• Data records

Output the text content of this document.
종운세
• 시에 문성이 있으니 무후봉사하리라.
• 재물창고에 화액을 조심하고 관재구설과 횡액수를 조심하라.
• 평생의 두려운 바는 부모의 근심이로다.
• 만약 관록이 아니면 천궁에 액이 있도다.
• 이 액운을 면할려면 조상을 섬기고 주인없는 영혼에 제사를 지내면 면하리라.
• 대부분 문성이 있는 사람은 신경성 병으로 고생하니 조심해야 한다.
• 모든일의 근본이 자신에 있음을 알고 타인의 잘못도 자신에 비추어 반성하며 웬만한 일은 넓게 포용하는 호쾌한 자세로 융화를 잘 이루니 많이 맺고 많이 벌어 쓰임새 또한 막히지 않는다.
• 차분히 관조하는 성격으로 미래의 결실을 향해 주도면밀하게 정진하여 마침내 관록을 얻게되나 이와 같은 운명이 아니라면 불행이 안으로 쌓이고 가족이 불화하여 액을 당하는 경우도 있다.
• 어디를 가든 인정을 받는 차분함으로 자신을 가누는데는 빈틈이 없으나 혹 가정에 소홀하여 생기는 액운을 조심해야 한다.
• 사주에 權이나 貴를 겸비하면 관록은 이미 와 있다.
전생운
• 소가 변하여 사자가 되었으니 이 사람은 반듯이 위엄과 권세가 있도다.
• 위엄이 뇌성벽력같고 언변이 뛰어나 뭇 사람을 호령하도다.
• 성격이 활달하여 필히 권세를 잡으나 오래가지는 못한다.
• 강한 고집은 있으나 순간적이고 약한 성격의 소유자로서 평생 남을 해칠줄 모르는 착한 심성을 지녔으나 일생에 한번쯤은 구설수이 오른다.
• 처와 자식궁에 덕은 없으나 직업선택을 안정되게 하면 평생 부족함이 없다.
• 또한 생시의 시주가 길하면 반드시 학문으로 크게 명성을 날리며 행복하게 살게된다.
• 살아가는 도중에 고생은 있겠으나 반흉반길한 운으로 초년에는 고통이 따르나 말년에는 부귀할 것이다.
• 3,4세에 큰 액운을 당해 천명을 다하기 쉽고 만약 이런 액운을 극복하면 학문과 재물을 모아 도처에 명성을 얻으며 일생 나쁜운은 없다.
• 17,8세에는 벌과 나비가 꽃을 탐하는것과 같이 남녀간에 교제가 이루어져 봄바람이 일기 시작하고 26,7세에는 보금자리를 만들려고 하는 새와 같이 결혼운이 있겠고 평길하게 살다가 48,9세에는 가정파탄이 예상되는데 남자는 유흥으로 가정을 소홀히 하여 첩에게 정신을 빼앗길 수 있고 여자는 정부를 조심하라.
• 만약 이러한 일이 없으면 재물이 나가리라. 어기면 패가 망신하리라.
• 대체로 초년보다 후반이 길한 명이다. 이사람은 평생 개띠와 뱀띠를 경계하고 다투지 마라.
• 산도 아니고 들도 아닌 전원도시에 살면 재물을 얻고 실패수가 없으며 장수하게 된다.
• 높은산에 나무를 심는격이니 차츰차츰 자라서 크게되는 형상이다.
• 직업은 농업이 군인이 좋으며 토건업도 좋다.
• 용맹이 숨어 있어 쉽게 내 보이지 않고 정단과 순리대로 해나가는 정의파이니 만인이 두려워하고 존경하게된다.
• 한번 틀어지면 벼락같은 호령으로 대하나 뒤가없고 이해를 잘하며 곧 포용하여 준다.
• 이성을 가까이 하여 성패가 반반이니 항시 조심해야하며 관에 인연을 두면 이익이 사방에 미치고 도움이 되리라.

• Work to complete
Your task is to output the full set of records exactly as presented.

• Task answer
Output the text content of this document.
종운세
• 시에 문성이 있으니 무후봉사하리라.
• 재물창고에 화액을 조심하고 관재구설과 횡액수를 조심하라.
• 평생의 두려운 바는 부모의 근심이로다.
• 만약 관록이 아니면 천궁에 액이 있도다.
• 이 액운을 면할려면 조상을 섬기고 주인없는 영혼에 제사를 지내면 면하리라.
• 대부분 문성이 있는 사람은 신경성 병으로 고생하니 조심해야 한다.
• 모든일의 근본이 자신에 있음을 알고 타인의 잘못도 자신에 비추어 반성하며 웬만한 일은 넓게 포용하는 호쾌한 자세로 융화를 잘 이루니 많이 맺고 많이 벌어 쓰임새 또한 막히지 않는다.
• 차분히 관조하는 성격으로 미래의 결실을 향해 주도면밀하게 정진하여 마침내 관록을 얻게되나 이와 같은 운명이 아니라면 불행이 안으로 쌓이고 가족이 불화하여 액을 당하는 경우도 있다.
• 어디를 가든 인정을 받는 차분함으로 자신을 가누는데는 빈틈이 없으나 혹 가정에 소홀하여 생기는 액운을 조심해야 한다.
• 사주에 權이나 貴를 겸비하면 관록은 이미 와 있다.
전생운
• 소가 변하여 사자가 되었으니 이 사람은 반듯이 위엄과 권세가 있도다.
• 위엄이 뇌성벽력같고 언변이 뛰어나 뭇 사람을 호령하도다.
• 성격이 활달하여 필히 권세를 잡으나 오래가지는 못한다.
• 강한 고집은 있으나 순간적이고 약한 성격의 소유자로서 평생 남을 해칠줄 모르는 착한 심성을 지녔으나 일생에 한번쯤은 구설수이 오른다.
• 처와 자식궁에 덕은 없으나 직업선택을 안정되게 하면 평생 부족함이 없다.
• 또한 생시의 시주가 길하면 반드시 학문으로 크게 명성을 날리며 행복하게 살게된다.
• 살아가는 도중에 고생은 있겠으나 반흉반길한 운으로 초년에는 고통이 따르나 말년에는 부귀할 것이다.
• 3,4세에 큰 액운을 당해 천명을 다하기 쉽고 만약 이런 액운을 극복하면 학문과 재물을 모아 도처에 명성을 얻으며 일생 나쁜운은 없다.
• 17,8세에는 벌과 나비가 꽃을 탐하는것과 같이 남녀간에 교제가 이루어져 봄바람이 일기 시작하고 26,7세에는 보금자리를 만들려고 하는 새와 같이 결혼운이 있겠고 평길하게 살다가 48,9세에는 가정파탄이 예상되는데 남자는 유흥으로 가정을 소홀히 하여 첩에게 정신을 빼앗길 수 있고 여자는 정부를 조심하라.
• 만약 이러한 일이 없으면 재물이 나가리라. 어기면 패가 망신하리라.
• 대체로 초년보다 후반이 길한 명이다. 이사람은 평생 개띠와 뱀띠를 경계하고 다투지 마라.
• 산도 아니고 들도 아닌 전원도시에 살면 재물을 얻고 실패수가 없으며 장수하게 된다.
• 높은산에 나무를 심는격이니 차츰차츰 자라서 크게되는 형상이다.
• 직업은 농업이 군인이 좋으며 토건업도 좋다.
• 용맹이 숨어 있어 쉽게 내 보이지 않고 정단과 순리대로 해나가는 정의파이니 만인이 두려워하고 존경하게된다.
• 한번 틀어지면 벼락같은 호령으로 대하나 뒤가없고 이해를 잘하며 곧 포용하여 준다.
• 이성을 가까이 하여 성패가 반반이니 항시 조심해야하며 관에 인연을 두면 이익이 사방에 미치고 도움이 되리라.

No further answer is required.